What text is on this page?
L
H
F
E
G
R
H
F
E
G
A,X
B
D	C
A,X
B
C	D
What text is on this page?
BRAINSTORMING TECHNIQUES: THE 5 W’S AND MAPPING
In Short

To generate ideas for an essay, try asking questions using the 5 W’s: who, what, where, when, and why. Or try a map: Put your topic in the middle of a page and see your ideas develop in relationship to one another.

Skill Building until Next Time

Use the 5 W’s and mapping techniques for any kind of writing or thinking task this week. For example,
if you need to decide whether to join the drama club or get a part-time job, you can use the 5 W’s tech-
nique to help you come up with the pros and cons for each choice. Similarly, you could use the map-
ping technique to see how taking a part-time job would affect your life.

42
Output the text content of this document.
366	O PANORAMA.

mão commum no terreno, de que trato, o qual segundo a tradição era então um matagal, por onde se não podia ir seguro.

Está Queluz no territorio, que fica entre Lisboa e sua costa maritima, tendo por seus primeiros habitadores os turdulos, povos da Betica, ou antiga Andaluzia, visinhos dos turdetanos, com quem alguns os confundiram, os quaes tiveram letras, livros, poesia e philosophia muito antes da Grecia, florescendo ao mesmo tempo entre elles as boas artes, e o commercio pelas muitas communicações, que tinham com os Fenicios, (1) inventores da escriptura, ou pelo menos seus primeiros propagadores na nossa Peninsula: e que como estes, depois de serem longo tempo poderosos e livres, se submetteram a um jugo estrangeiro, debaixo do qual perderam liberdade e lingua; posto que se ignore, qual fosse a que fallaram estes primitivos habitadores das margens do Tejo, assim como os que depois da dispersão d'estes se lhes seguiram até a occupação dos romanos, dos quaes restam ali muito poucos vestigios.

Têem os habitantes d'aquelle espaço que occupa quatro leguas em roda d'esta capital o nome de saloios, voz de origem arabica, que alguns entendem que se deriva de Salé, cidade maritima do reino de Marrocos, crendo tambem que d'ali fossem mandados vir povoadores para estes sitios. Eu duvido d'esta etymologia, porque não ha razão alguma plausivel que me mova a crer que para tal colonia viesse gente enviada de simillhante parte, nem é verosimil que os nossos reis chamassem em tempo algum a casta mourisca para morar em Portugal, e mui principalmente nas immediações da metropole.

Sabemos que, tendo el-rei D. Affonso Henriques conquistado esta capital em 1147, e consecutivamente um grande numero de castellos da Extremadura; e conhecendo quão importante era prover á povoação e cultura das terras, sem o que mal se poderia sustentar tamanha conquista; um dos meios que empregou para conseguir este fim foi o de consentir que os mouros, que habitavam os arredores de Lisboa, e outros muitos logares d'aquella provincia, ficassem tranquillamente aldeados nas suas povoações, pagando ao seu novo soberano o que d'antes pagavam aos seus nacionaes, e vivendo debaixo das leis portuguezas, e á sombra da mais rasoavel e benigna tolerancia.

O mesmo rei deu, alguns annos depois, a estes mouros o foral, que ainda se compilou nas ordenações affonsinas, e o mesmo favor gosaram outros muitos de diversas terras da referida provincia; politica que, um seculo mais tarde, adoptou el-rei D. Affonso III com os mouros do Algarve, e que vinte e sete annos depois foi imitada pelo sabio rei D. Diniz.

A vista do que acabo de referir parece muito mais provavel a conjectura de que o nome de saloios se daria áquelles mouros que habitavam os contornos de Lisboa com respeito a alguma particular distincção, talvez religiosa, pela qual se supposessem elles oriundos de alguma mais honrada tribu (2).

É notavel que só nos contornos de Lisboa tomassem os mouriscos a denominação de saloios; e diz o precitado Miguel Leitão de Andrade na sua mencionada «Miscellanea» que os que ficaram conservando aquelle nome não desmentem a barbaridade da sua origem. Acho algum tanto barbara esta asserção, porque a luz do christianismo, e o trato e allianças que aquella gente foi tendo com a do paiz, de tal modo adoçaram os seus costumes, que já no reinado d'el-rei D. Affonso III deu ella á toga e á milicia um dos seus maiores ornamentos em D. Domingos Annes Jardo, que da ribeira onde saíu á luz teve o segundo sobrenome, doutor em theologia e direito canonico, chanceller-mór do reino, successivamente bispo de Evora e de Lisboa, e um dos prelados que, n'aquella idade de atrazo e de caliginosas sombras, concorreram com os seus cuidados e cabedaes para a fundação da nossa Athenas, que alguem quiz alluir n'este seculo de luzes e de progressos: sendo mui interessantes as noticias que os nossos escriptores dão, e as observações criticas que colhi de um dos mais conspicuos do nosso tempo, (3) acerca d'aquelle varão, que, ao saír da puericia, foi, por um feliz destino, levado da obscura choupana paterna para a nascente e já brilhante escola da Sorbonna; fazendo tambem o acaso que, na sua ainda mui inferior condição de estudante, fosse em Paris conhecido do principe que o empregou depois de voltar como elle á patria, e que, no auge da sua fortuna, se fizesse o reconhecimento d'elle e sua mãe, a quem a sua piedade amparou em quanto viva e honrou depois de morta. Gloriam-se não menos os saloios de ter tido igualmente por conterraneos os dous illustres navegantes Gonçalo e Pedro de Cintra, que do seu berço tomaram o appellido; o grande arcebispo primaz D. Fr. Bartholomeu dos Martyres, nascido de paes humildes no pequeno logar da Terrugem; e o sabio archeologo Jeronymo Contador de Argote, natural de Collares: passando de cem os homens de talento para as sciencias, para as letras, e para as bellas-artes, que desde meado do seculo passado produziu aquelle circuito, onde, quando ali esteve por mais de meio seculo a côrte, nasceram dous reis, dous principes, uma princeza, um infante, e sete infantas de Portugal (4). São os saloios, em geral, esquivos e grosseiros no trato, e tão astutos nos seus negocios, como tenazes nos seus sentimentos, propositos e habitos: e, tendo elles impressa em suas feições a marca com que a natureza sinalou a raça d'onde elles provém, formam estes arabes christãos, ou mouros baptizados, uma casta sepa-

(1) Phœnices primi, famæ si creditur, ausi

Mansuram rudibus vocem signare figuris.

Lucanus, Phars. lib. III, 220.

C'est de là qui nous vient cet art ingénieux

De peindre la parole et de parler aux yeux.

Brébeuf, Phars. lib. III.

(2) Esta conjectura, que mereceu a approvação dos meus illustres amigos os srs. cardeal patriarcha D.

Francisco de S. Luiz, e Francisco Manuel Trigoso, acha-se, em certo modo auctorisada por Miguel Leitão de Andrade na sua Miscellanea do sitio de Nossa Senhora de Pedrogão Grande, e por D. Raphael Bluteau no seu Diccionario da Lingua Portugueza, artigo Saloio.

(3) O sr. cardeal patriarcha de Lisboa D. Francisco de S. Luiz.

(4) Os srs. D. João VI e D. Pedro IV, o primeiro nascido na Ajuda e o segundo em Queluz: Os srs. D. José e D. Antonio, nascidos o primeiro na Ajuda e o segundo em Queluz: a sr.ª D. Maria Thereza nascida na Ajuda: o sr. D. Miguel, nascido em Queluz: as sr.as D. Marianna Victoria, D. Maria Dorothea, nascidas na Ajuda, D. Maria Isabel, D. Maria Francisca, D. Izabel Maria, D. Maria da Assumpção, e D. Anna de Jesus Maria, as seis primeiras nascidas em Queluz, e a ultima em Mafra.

******

Task brief -> The entries above must be returned exactly.

Finished exercise ->
What text is on this page?
L
H
F
E
G
R
H
F
E
G
A,X
B
D	C
A,X
B
C	D
What text is on this page?
BRAINSTORMING TECHNIQUES: THE 5 W’S AND MAPPING
In Short

To generate ideas for an essay, try asking questions using the 5 W’s: who, what, where, when, and why. Or try a map: Put your topic in the middle of a page and see your ideas develop in relationship to one another.

Skill Building until Next Time

Use the 5 W’s and mapping techniques for any kind of writing or thinking task this week. For example,
if you need to decide whether to join the drama club or get a part-time job, you can use the 5 W’s tech-
nique to help you come up with the pros and cons for each choice. Similarly, you could use the map-
ping technique to see how taking a part-time job would affect your life.

42
Output the text content of this document.
366	O PANORAMA.

mão commum no terreno, de que trato, o qual segundo a tradição era então um matagal, por onde se não podia ir seguro.

Está Queluz no territorio, que fica entre Lisboa e sua costa maritima, tendo por seus primeiros habitadores os turdulos, povos da Betica, ou antiga Andaluzia, visinhos dos turdetanos, com quem alguns os confundiram, os quaes tiveram letras, livros, poesia e philosophia muito antes da Grecia, florescendo ao mesmo tempo entre elles as boas artes, e o commercio pelas muitas communicações, que tinham com os Fenicios, (1) inventores da escriptura, ou pelo menos seus primeiros propagadores na nossa Peninsula: e que como estes, depois de serem longo tempo poderosos e livres, se submetteram a um jugo estrangeiro, debaixo do qual perderam liberdade e lingua; posto que se ignore, qual fosse a que fallaram estes primitivos habitadores das margens do Tejo, assim como os que depois da dispersão d'estes se lhes seguiram até a occupação dos romanos, dos quaes restam ali muito poucos vestigios.

Têem os habitantes d'aquelle espaço que occupa quatro leguas em roda d'esta capital o nome de saloios, voz de origem arabica, que alguns entendem que se deriva de Salé, cidade maritima do reino de Marrocos, crendo tambem que d'ali fossem mandados vir povoadores para estes sitios. Eu duvido d'esta etymologia, porque não ha razão alguma plausivel que me mova a crer que para tal colonia viesse gente enviada de simillhante parte, nem é verosimil que os nossos reis chamassem em tempo algum a casta mourisca para morar em Portugal, e mui principalmente nas immediações da metropole.

Sabemos que, tendo el-rei D. Affonso Henriques conquistado esta capital em 1147, e consecutivamente um grande numero de castellos da Extremadura; e conhecendo quão importante era prover á povoação e cultura das terras, sem o que mal se poderia sustentar tamanha conquista; um dos meios que empregou para conseguir este fim foi o de consentir que os mouros, que habitavam os arredores de Lisboa, e outros muitos logares d'aquella provincia, ficassem tranquillamente aldeados nas suas povoações, pagando ao seu novo soberano o que d'antes pagavam aos seus nacionaes, e vivendo debaixo das leis portuguezas, e á sombra da mais rasoavel e benigna tolerancia.

O mesmo rei deu, alguns annos depois, a estes mouros o foral, que ainda se compilou nas ordenações affonsinas, e o mesmo favor gosaram outros muitos de diversas terras da referida provincia; politica que, um seculo mais tarde, adoptou el-rei D. Affonso III com os mouros do Algarve, e que vinte e sete annos depois foi imitada pelo sabio rei D. Diniz.

A vista do que acabo de referir parece muito mais provavel a conjectura de que o nome de saloios se daria áquelles mouros que habitavam os contornos de Lisboa com respeito a alguma particular distincção, talvez religiosa, pela qual se supposessem elles oriundos de alguma mais honrada tribu (2).

É notavel que só nos contornos de Lisboa tomassem os mouriscos a denominação de saloios; e diz o precitado Miguel Leitão de Andrade na sua mencionada «Miscellanea» que os que ficaram conservando aquelle nome não desmentem a barbaridade da sua origem. Acho algum tanto barbara esta asserção, porque a luz do christianismo, e o trato e allianças que aquella gente foi tendo com a do paiz, de tal modo adoçaram os seus costumes, que já no reinado d'el-rei D. Affonso III deu ella á toga e á milicia um dos seus maiores ornamentos em D. Domingos Annes Jardo, que da ribeira onde saíu á luz teve o segundo sobrenome, doutor em theologia e direito canonico, chanceller-mór do reino, successivamente bispo de Evora e de Lisboa, e um dos prelados que, n'aquella idade de atrazo e de caliginosas sombras, concorreram com os seus cuidados e cabedaes para a fundação da nossa Athenas, que alguem quiz alluir n'este seculo de luzes e de progressos: sendo mui interessantes as noticias que os nossos escriptores dão, e as observações criticas que colhi de um dos mais conspicuos do nosso tempo, (3) acerca d'aquelle varão, que, ao saír da puericia, foi, por um feliz destino, levado da obscura choupana paterna para a nascente e já brilhante escola da Sorbonna; fazendo tambem o acaso que, na sua ainda mui inferior condição de estudante, fosse em Paris conhecido do principe que o empregou depois de voltar como elle á patria, e que, no auge da sua fortuna, se fizesse o reconhecimento d'elle e sua mãe, a quem a sua piedade amparou em quanto viva e honrou depois de morta. Gloriam-se não menos os saloios de ter tido igualmente por conterraneos os dous illustres navegantes Gonçalo e Pedro de Cintra, que do seu berço tomaram o appellido; o grande arcebispo primaz D. Fr. Bartholomeu dos Martyres, nascido de paes humildes no pequeno logar da Terrugem; e o sabio archeologo Jeronymo Contador de Argote, natural de Collares: passando de cem os homens de talento para as sciencias, para as letras, e para as bellas-artes, que desde meado do seculo passado produziu aquelle circuito, onde, quando ali esteve por mais de meio seculo a côrte, nasceram dous reis, dous principes, uma princeza, um infante, e sete infantas de Portugal (4). São os saloios, em geral, esquivos e grosseiros no trato, e tão astutos nos seus negocios, como tenazes nos seus sentimentos, propositos e habitos: e, tendo elles impressa em suas feições a marca com que a natureza sinalou a raça d'onde elles provém, formam estes arabes christãos, ou mouros baptizados, uma casta sepa-

(1) Phœnices primi, famæ si creditur, ausi

Mansuram rudibus vocem signare figuris.

Lucanus, Phars. lib. III, 220.

C'est de là qui nous vient cet art ingénieux

De peindre la parole et de parler aux yeux.

Brébeuf, Phars. lib. III.

(2) Esta conjectura, que mereceu a approvação dos meus illustres amigos os srs. cardeal patriarcha D.

Francisco de S. Luiz, e Francisco Manuel Trigoso, acha-se, em certo modo auctorisada por Miguel Leitão de Andrade na sua Miscellanea do sitio de Nossa Senhora de Pedrogão Grande, e por D. Raphael Bluteau no seu Diccionario da Lingua Portugueza, artigo Saloio.

(3) O sr. cardeal patriarcha de Lisboa D. Francisco de S. Luiz.

(4) Os srs. D. João VI e D. Pedro IV, o primeiro nascido na Ajuda e o segundo em Queluz: Os srs. D. José e D. Antonio, nascidos o primeiro na Ajuda e o segundo em Queluz: a sr.ª D. Maria Thereza nascida na Ajuda: o sr. D. Miguel, nascido em Queluz: as sr.as D. Marianna Victoria, D. Maria Dorothea, nascidas na Ajuda, D. Maria Isabel, D. Maria Francisca, D. Izabel Maria, D. Maria da Assumpção, e D. Anna de Jesus Maria, as seis primeiras nascidas em Queluz, e a ultima em Mafra.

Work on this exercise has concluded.